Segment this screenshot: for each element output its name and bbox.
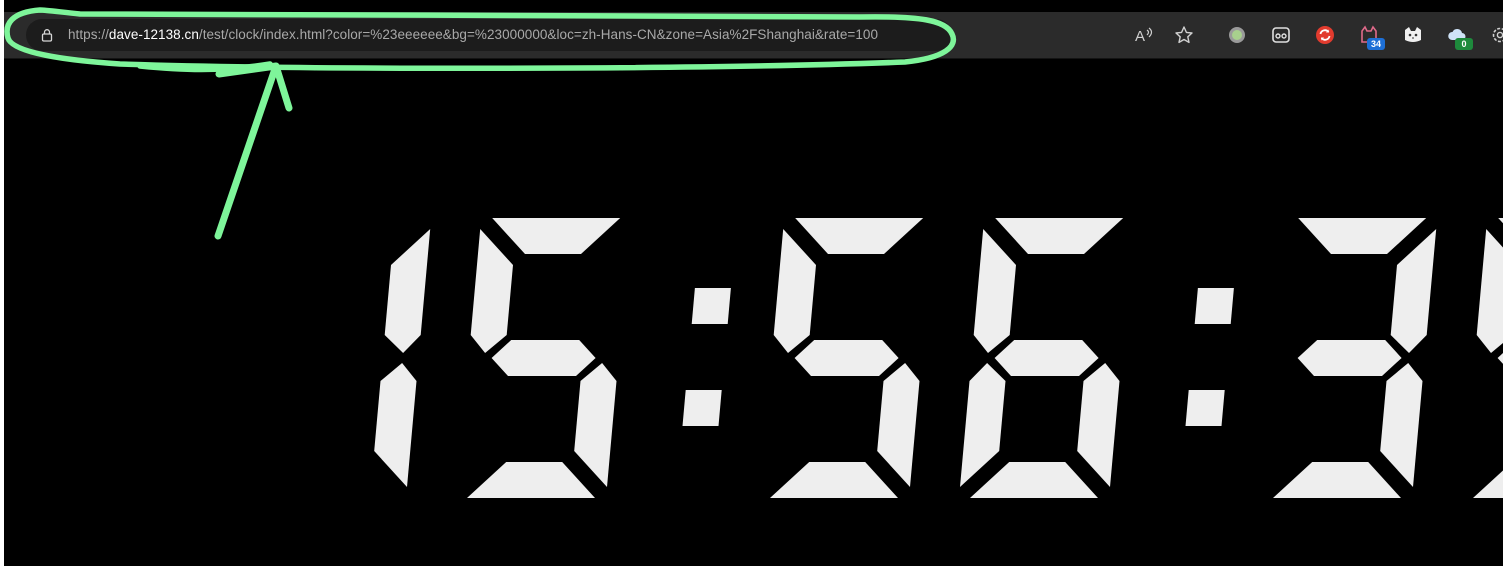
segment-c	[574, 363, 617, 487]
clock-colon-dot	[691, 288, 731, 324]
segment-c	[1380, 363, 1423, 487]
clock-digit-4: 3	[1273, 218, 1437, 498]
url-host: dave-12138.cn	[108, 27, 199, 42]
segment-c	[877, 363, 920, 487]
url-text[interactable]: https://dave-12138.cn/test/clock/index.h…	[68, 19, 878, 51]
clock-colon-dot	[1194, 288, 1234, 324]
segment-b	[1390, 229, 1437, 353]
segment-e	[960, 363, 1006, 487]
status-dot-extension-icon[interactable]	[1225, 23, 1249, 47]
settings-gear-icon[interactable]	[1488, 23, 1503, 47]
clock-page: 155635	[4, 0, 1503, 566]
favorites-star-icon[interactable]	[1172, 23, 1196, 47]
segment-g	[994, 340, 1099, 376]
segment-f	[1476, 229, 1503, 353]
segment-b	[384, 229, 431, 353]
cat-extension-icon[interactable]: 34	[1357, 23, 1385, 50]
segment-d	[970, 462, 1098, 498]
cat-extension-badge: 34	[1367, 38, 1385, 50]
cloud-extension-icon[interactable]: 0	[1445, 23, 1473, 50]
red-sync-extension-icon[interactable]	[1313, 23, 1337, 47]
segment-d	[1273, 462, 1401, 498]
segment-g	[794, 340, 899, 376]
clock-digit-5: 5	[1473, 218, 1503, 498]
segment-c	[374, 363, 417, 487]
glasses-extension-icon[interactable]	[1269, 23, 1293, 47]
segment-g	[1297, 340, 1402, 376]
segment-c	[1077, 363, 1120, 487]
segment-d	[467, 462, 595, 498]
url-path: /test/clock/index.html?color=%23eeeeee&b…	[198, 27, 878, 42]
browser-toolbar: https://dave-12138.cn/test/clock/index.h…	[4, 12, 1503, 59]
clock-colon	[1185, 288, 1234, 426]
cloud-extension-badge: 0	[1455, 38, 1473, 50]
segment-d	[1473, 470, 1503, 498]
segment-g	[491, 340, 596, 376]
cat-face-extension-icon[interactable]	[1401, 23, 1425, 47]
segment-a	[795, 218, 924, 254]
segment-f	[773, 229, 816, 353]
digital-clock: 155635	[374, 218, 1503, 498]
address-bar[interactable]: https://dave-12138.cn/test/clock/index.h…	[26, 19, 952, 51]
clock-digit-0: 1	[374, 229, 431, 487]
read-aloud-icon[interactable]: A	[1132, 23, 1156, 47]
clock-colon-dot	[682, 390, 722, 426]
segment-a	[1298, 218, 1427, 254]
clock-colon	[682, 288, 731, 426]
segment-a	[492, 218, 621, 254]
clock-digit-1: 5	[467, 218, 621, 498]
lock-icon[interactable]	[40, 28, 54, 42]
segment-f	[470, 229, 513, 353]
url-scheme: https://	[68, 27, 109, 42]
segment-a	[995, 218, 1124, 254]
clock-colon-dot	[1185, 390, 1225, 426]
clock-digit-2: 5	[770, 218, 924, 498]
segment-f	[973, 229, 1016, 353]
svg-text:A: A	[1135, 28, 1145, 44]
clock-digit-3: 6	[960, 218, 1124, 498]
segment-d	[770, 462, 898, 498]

****************

Arrange the rows above as a numbered list, leaving out any blank lines, starting with the row that contains "363, 617, 487]" and going on through the row that contains "0, 1503, 566]".

Solution below.
1. segment-c	[574, 363, 617, 487]
2. clock-colon-dot	[691, 288, 731, 324]
3. segment-c	[1380, 363, 1423, 487]
4. clock-digit-4: 3	[1273, 218, 1437, 498]
5. url-host: dave-12138.cn	[108, 27, 199, 42]
6. segment-c	[877, 363, 920, 487]
7. url-text[interactable]: https://dave-12138.cn/test/clock/index.h…	[68, 19, 878, 51]
8. clock-colon-dot	[1194, 288, 1234, 324]
9. segment-b	[1390, 229, 1437, 353]
10. segment-e	[960, 363, 1006, 487]
11. status-dot-extension-icon[interactable]	[1225, 23, 1249, 47]
12. settings-gear-icon[interactable]	[1488, 23, 1503, 47]
13. clock-page: 155635	[4, 0, 1503, 566]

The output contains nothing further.